Exercise goal
Copy out the records word for word, from their first line down to the line containing "day-cell[interactable]: 27 (3건)", including both.

Given records
-=-=-=-=-
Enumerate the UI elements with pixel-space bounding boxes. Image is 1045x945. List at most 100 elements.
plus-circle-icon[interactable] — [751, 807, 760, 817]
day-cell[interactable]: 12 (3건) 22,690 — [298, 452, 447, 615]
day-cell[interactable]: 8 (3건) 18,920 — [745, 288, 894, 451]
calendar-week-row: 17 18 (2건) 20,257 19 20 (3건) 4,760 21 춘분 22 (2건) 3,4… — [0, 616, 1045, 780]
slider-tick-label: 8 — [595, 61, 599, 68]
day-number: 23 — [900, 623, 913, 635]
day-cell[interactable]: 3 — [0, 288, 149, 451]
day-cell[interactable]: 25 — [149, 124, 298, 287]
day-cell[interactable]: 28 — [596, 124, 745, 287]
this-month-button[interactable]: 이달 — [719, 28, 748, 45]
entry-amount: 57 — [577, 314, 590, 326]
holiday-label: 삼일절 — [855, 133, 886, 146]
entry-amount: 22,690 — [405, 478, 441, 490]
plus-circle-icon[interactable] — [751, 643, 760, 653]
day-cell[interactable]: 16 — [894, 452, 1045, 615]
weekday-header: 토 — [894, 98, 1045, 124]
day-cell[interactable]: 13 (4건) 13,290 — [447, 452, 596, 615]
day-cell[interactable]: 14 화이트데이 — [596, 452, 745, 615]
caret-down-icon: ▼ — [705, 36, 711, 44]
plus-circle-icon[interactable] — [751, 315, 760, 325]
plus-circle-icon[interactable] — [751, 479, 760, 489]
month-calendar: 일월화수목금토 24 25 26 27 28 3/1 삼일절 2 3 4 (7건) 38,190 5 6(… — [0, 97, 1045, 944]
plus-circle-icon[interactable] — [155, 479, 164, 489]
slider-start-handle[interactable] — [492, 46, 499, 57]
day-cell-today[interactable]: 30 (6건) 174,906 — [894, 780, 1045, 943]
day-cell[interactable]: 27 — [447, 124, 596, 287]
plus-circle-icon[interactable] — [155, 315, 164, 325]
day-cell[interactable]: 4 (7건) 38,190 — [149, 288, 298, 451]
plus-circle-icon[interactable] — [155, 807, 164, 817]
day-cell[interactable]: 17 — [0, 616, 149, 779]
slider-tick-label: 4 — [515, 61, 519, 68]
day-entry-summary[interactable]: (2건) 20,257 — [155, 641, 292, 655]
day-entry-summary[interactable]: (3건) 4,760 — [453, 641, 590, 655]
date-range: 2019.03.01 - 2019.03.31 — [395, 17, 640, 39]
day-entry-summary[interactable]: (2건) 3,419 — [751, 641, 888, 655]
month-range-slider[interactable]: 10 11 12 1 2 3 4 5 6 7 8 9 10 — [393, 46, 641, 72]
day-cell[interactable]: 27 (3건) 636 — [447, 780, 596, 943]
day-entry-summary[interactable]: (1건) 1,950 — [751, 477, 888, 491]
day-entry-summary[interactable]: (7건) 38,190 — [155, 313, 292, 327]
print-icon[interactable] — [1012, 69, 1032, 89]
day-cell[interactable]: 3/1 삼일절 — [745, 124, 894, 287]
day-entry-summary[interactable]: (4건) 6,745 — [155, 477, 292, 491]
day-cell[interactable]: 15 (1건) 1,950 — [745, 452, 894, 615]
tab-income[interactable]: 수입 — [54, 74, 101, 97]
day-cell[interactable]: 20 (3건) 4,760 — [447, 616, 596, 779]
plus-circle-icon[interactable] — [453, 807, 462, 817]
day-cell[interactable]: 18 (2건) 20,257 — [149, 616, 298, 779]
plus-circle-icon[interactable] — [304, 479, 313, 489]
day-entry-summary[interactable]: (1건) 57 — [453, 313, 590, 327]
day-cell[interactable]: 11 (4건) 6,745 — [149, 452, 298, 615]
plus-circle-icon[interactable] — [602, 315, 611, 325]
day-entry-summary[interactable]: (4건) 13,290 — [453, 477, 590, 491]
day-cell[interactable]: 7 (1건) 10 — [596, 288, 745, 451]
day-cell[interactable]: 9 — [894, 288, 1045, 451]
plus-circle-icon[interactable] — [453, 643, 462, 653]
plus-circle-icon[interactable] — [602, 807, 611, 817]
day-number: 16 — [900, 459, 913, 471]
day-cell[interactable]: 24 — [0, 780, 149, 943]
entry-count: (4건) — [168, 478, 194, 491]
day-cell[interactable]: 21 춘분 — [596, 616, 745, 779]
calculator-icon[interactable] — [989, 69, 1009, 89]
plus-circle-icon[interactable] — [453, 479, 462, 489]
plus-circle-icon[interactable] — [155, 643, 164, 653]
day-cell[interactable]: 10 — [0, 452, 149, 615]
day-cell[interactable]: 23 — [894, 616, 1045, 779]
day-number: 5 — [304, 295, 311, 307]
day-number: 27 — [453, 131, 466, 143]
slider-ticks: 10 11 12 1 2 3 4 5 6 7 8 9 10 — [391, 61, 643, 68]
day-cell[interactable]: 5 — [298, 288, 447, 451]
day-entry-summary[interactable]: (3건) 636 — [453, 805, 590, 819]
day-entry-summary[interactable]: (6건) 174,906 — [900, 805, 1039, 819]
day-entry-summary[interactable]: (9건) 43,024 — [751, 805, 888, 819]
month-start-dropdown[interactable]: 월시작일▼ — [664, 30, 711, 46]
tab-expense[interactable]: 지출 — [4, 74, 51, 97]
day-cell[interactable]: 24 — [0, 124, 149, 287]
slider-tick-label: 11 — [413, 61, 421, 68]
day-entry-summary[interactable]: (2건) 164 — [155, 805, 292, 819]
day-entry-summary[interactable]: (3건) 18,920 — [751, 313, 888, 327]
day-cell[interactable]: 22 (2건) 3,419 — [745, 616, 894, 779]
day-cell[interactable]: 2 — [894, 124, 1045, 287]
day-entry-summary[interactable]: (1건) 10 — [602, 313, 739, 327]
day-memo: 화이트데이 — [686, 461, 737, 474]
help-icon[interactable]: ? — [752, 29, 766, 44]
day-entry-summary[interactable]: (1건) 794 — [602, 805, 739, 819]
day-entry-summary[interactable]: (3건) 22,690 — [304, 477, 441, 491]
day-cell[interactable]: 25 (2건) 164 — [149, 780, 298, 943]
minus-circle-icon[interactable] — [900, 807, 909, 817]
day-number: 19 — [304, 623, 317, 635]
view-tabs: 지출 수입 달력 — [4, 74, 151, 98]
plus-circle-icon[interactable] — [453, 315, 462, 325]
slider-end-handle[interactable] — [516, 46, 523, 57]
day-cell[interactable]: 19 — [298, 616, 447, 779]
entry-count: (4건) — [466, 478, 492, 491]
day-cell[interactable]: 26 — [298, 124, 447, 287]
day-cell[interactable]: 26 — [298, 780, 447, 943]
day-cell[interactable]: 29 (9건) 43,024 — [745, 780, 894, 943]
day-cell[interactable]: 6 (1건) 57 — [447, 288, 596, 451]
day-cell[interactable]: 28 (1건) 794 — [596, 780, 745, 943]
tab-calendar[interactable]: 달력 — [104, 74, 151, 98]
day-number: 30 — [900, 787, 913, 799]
-=-=-=-=-
Task result
Enumerate the UI elements with pixel-space bounding boxes. Image is 1045x945. List at most 100 elements.
plus-circle-icon[interactable] — [751, 807, 760, 817]
day-cell[interactable]: 12 (3건) 22,690 — [298, 452, 447, 615]
day-cell[interactable]: 8 (3건) 18,920 — [745, 288, 894, 451]
calendar-week-row: 17 18 (2건) 20,257 19 20 (3건) 4,760 21 춘분 22 (2건) 3,4… — [0, 616, 1045, 780]
slider-tick-label: 8 — [595, 61, 599, 68]
day-number: 23 — [900, 623, 913, 635]
day-cell[interactable]: 3 — [0, 288, 149, 451]
day-cell[interactable]: 25 — [149, 124, 298, 287]
day-cell[interactable]: 28 — [596, 124, 745, 287]
this-month-button[interactable]: 이달 — [719, 28, 748, 45]
entry-amount: 57 — [577, 314, 590, 326]
holiday-label: 삼일절 — [855, 133, 886, 146]
entry-amount: 22,690 — [405, 478, 441, 490]
plus-circle-icon[interactable] — [751, 643, 760, 653]
day-cell[interactable]: 16 — [894, 452, 1045, 615]
weekday-header: 토 — [894, 98, 1045, 124]
day-cell[interactable]: 13 (4건) 13,290 — [447, 452, 596, 615]
day-cell[interactable]: 14 화이트데이 — [596, 452, 745, 615]
caret-down-icon: ▼ — [705, 36, 711, 44]
plus-circle-icon[interactable] — [751, 315, 760, 325]
plus-circle-icon[interactable] — [751, 479, 760, 489]
month-calendar: 일월화수목금토 24 25 26 27 28 3/1 삼일절 2 3 4 (7건) 38,190 5 6(… — [0, 97, 1045, 944]
plus-circle-icon[interactable] — [155, 479, 164, 489]
slider-start-handle[interactable] — [492, 46, 499, 57]
day-cell-today[interactable]: 30 (6건) 174,906 — [894, 780, 1045, 943]
day-cell[interactable]: 27 — [447, 124, 596, 287]
plus-circle-icon[interactable] — [155, 315, 164, 325]
day-cell[interactable]: 4 (7건) 38,190 — [149, 288, 298, 451]
plus-circle-icon[interactable] — [155, 807, 164, 817]
day-cell[interactable]: 17 — [0, 616, 149, 779]
slider-tick-label: 4 — [515, 61, 519, 68]
day-entry-summary[interactable]: (2건) 20,257 — [155, 641, 292, 655]
day-entry-summary[interactable]: (3건) 4,760 — [453, 641, 590, 655]
date-range: 2019.03.01 - 2019.03.31 — [395, 17, 640, 39]
day-entry-summary[interactable]: (2건) 3,419 — [751, 641, 888, 655]
month-range-slider[interactable]: 10 11 12 1 2 3 4 5 6 7 8 9 10 — [393, 46, 641, 72]
day-cell[interactable]: 27 (3건) 636 — [447, 780, 596, 943]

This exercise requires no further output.